> **TASK GOAL**
Output a single figure: the number of lines in which the word "this" appears.

>> start RECORDS FOR THE EXERCISE

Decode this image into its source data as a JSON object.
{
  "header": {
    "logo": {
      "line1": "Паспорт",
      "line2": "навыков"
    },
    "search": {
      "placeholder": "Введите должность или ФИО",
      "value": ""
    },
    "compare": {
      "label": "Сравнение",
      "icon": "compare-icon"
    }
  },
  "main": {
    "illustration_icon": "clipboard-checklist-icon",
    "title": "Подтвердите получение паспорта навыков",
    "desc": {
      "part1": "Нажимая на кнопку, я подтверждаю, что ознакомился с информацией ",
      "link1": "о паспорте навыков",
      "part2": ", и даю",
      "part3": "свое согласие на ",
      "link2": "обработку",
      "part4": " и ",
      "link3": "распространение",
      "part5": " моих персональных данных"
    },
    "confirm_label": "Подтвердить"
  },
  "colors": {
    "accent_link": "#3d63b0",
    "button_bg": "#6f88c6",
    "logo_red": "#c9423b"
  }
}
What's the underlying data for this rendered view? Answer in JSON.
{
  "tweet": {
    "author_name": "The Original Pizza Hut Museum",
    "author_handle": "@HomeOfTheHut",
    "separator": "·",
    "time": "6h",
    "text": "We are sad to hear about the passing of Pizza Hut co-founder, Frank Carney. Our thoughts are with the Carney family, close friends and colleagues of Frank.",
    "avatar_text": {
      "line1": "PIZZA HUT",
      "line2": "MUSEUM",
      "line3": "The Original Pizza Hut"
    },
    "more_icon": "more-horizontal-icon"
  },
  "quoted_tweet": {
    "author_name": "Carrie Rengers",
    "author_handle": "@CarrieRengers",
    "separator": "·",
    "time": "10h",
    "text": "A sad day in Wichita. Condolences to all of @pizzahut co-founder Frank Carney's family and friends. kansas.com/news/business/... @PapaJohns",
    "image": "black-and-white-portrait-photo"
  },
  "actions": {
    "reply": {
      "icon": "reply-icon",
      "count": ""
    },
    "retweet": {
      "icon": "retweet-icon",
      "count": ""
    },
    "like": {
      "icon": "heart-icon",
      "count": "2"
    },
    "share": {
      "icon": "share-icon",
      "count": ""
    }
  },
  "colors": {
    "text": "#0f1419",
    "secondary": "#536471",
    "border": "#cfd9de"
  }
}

>> end RECORDS FOR THE EXERCISE

> **CORRECT RESPONSE**
2